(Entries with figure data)
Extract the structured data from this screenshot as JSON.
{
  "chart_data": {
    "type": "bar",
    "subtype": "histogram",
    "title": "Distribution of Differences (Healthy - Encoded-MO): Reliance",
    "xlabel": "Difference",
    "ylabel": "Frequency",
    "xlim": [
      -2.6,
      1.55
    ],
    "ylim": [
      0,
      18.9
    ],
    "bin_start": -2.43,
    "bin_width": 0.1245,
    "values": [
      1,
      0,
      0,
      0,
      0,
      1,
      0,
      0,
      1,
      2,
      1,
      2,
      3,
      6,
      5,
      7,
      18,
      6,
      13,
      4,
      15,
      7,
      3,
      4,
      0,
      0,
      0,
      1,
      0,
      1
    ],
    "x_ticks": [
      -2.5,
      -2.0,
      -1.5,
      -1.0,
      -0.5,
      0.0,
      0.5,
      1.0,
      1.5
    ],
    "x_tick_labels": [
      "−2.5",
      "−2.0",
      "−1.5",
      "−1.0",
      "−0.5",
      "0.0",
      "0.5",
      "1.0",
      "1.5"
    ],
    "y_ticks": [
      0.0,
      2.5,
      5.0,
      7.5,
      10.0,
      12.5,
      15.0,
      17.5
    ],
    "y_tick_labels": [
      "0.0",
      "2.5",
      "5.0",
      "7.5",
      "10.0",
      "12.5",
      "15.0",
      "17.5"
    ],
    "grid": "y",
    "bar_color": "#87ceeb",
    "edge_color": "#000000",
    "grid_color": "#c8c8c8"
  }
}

WHAT THE TASK REQUIRES >>
Reproduce the data, keeping every line exactly the same.

ANSWER TO THE PROBLEM >>
Extract the structured data from this screenshot as JSON.
{
  "chart_data": {
    "type": "bar",
    "subtype": "histogram",
    "title": "Distribution of Differences (Healthy - Encoded-MO): Reliance",
    "xlabel": "Difference",
    "ylabel": "Frequency",
    "xlim": [
      -2.6,
      1.55
    ],
    "ylim": [
      0,
      18.9
    ],
    "bin_start": -2.43,
    "bin_width": 0.1245,
    "values": [
      1,
      0,
      0,
      0,
      0,
      1,
      0,
      0,
      1,
      2,
      1,
      2,
      3,
      6,
      5,
      7,
      18,
      6,
      13,
      4,
      15,
      7,
      3,
      4,
      0,
      0,
      0,
      1,
      0,
      1
    ],
    "x_ticks": [
      -2.5,
      -2.0,
      -1.5,
      -1.0,
      -0.5,
      0.0,
      0.5,
      1.0,
      1.5
    ],
    "x_tick_labels": [
      "−2.5",
      "−2.0",
      "−1.5",
      "−1.0",
      "−0.5",
      "0.0",
      "0.5",
      "1.0",
      "1.5"
    ],
    "y_ticks": [
      0.0,
      2.5,
      5.0,
      7.5,
      10.0,
      12.5,
      15.0,
      17.5
    ],
    "y_tick_labels": [
      "0.0",
      "2.5",
      "5.0",
      "7.5",
      "10.0",
      "12.5",
      "15.0",
      "17.5"
    ],
    "grid": "y",
    "bar_color": "#87ceeb",
    "edge_color": "#000000",
    "grid_color": "#c8c8c8"
  }
}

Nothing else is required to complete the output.